======== Data for the task

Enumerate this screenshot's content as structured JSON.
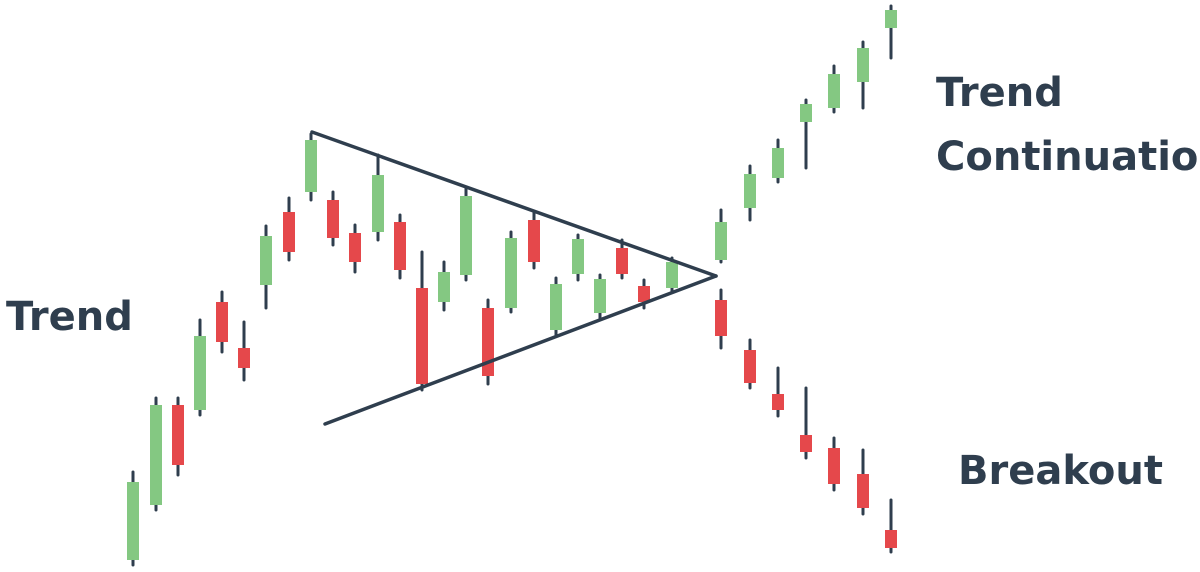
{
  "labels": {
    "trend": "Trend",
    "continuation_line1": "Trend",
    "continuation_line2": "Continuation",
    "breakout": "Breakout"
  },
  "colors": {
    "bullish": "#84c882",
    "bearish": "#e5484b",
    "wick": "#2f3e4e",
    "trendline": "#2f3e4e",
    "text": "#2f3e4e",
    "background": "#ffffff"
  }
}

================

▶ Problem description: Quote the material in full and exactly; do not carry over its pictures.

▶ Answer to the task:
Enumerate this screenshot's content as structured JSON.
{
  "labels": {
    "trend": "Trend",
    "continuation_line1": "Trend",
    "continuation_line2": "Continuation",
    "breakout": "Breakout"
  },
  "colors": {
    "bullish": "#84c882",
    "bearish": "#e5484b",
    "wick": "#2f3e4e",
    "trendline": "#2f3e4e",
    "text": "#2f3e4e",
    "background": "#ffffff"
  }
}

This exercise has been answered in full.